CHALLENGE: Exactly reproduce the lines from the line containing "What data populates" to the end of the data below, inclusive, and nothing else.

PROVIDED DATA:
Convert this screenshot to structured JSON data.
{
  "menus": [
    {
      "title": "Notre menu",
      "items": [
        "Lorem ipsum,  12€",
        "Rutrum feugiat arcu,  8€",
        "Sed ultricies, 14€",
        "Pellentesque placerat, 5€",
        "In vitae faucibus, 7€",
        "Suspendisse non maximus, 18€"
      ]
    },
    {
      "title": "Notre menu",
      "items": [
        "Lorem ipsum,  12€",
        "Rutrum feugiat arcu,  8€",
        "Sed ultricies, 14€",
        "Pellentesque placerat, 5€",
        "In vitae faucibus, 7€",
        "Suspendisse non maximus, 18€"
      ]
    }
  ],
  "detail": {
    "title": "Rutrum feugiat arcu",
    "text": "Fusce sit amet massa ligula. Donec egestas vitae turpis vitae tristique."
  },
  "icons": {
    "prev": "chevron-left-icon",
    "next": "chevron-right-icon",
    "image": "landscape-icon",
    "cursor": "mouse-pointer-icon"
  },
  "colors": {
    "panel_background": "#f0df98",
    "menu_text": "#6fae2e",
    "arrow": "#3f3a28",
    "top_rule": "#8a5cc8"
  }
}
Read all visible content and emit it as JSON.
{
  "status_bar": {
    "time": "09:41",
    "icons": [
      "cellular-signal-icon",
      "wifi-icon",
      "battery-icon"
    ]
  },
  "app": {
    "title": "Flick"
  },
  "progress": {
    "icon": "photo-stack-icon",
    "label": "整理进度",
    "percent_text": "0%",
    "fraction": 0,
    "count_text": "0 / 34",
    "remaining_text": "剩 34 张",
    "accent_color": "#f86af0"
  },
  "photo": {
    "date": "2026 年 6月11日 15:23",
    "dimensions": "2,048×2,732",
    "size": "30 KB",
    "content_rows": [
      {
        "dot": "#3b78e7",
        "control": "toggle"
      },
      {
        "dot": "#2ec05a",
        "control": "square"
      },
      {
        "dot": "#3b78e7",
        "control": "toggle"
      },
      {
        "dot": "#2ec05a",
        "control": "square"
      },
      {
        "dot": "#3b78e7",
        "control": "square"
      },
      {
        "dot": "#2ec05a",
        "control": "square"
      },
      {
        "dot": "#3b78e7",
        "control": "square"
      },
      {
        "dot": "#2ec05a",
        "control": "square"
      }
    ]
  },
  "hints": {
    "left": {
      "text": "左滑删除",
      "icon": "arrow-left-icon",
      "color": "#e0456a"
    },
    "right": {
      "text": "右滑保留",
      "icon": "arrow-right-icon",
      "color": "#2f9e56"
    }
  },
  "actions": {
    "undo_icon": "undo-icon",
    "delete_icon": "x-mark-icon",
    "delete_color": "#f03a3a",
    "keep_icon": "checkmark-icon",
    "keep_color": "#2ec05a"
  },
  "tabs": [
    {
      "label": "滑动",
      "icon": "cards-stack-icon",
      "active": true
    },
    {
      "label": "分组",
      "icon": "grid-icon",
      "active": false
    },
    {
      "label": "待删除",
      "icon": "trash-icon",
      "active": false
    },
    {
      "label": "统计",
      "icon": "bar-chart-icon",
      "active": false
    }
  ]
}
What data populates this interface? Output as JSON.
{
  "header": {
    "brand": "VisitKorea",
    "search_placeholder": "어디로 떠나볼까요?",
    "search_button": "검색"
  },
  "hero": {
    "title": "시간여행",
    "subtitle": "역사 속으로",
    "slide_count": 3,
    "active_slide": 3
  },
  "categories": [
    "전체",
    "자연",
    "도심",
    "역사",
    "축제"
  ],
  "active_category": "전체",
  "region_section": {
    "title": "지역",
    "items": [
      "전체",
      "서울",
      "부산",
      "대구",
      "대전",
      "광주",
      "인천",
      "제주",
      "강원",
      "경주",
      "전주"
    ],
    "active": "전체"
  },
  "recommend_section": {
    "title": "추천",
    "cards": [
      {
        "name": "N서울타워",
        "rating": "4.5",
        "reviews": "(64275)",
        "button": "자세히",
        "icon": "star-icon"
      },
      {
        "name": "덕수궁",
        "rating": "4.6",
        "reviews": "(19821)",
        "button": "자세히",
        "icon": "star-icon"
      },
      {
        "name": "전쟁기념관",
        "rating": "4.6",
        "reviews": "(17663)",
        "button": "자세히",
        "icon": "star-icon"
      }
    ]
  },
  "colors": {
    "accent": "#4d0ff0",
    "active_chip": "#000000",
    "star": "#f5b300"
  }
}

TASK SOLUTION:
What data populates this interface? Output as JSON.
{
  "header": {
    "brand": "VisitKorea",
    "search_placeholder": "어디로 떠나볼까요?",
    "search_button": "검색"
  },
  "hero": {
    "title": "시간여행",
    "subtitle": "역사 속으로",
    "slide_count": 3,
    "active_slide": 3
  },
  "categories": [
    "전체",
    "자연",
    "도심",
    "역사",
    "축제"
  ],
  "active_category": "전체",
  "region_section": {
    "title": "지역",
    "items": [
      "전체",
      "서울",
      "부산",
      "대구",
      "대전",
      "광주",
      "인천",
      "제주",
      "강원",
      "경주",
      "전주"
    ],
    "active": "전체"
  },
  "recommend_section": {
    "title": "추천",
    "cards": [
      {
        "name": "N서울타워",
        "rating": "4.5",
        "reviews": "(64275)",
        "button": "자세히",
        "icon": "star-icon"
      },
      {
        "name": "덕수궁",
        "rating": "4.6",
        "reviews": "(19821)",
        "button": "자세히",
        "icon": "star-icon"
      },
      {
        "name": "전쟁기념관",
        "rating": "4.6",
        "reviews": "(17663)",
        "button": "자세히",
        "icon": "star-icon"
      }
    ]
  },
  "colors": {
    "accent": "#4d0ff0",
    "active_chip": "#000000",
    "star": "#f5b300"
  }
}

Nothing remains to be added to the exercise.